#### [Your objective]
Render every entry exactly as it appears.

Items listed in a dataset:
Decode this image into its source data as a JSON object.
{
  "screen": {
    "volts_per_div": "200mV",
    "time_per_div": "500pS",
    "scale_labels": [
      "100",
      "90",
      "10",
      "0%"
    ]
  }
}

#### [Answer below]
Decode this image into its source data as a JSON object.
{
  "screen": {
    "volts_per_div": "200mV",
    "time_per_div": "500pS",
    "scale_labels": [
      "100",
      "90",
      "10",
      "0%"
    ]
  }
}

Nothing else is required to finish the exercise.